Excerpt provided below:
It appears that the presence of retinoic acids is necessary for the expression of D2R and that, therefore, retinoic acids play a key role in adult CNS function. This led Samad, et al. to conclude that Parkinson’s disease may be connected to defective expression of the dopamine receptor. From a nutritional standpoint, these findings are further evidence of the importance of dietary Vitamin A. The current RDA for Vitamin A is 1000 µg retinol equivalents for adults. The best sources of Vitamin A are the carotenoids in carrots and leafy green vegetables. Animal liver is also rich in Vitamin A.

[1] Krezel W, Ghyselnick N, Samad TA, et al. Impaired locomotion and dopamine signaling in retinoid receptor mutant mice. Science 1998; 279:863-7.

[2] Samad TA, Krezel W, Chambon P, et al. Regulation of dopaminergic pathways by retenoids: activation of the D2 receptor promotor by members of the retinoic acid receptor-retinoic X receptor family. Proc Natl Acad Sci USA 1997; 94:14349-54.

 FDA DIETARY SUPPLEMENT LABELING REVIEW RULED UNCONSTITUTIONAL

According to Facts and Comparisons, the US Court of Appeals has ruled that the regime for the FDA review for dietary supplement labeling is unconstitutional, arbitrary, and capricious. The agency has been held in violation of the Administrative Procedure Act and the court instructed the FDA to: define the term "significant scientific agreement" for health claims on dietary supplement labels; and to allow the use of disclaimers on labels. The Court also ruled that four of the FDA’s Final Rules that prohibit nutrietn-disease relationship claims are invalid under the First Amendment to the Constitution. The case has been remanded to the US District Court.
End of Excerpt provided.
- [Work task 1]: Transcribe the stretch of the excerpt from "[2] Samad TA, Krezel" through "USA 1997; 94:14349-54.".
- [Work task 2]: Translate this sentence from the excerpt into Spanish: "The best sources of Vitamin A are the carotenoids in carrots and leafy green vegetables."
Provided information below:
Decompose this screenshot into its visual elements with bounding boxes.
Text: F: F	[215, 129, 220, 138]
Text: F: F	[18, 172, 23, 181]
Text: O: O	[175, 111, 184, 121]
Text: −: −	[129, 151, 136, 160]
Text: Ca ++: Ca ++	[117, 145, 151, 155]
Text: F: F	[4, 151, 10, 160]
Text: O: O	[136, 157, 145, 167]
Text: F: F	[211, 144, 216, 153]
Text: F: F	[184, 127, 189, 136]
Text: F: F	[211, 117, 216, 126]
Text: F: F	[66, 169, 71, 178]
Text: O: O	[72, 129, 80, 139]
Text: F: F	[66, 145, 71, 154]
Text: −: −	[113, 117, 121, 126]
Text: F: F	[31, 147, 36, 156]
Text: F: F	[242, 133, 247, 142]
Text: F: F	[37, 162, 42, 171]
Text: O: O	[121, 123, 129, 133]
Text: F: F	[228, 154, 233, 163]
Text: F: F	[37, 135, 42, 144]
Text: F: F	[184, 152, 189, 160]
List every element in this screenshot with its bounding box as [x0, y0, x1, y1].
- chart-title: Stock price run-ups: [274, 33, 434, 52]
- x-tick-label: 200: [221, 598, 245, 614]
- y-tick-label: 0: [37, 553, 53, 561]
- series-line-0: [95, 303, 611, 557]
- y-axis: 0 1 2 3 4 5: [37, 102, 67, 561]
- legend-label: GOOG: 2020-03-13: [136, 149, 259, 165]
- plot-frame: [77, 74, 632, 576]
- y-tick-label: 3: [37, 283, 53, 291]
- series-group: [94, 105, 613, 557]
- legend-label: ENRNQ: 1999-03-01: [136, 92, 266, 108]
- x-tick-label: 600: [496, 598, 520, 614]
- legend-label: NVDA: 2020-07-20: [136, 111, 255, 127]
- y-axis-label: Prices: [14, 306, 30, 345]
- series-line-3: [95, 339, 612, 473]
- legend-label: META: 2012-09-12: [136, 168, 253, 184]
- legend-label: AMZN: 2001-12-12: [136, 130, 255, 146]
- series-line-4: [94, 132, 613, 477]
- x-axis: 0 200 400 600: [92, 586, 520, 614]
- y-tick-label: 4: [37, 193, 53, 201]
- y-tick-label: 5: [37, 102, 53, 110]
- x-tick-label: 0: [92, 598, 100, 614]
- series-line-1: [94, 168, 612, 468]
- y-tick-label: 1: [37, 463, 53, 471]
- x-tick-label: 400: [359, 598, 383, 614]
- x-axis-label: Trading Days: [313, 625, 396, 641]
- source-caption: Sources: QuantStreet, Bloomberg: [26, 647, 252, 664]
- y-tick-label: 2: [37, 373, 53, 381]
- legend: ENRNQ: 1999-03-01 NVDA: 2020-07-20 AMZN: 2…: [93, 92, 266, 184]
End of Provided information.
- [Task output 1]:
[2] Samad TA, Krezel W, Chambon P, et al. Regulation of dopaminergic pathways by retenoids: activation of the D2 receptor promotor by members of the retinoic acid receptor-retinoic X receptor family. Proc Natl Acad Sci USA 1997; 94:14349-54.

- [Task output 2]: Las mejores fuentes de vitamina A son los carotenoides de las zanahorias y de las verduras de hoja verde.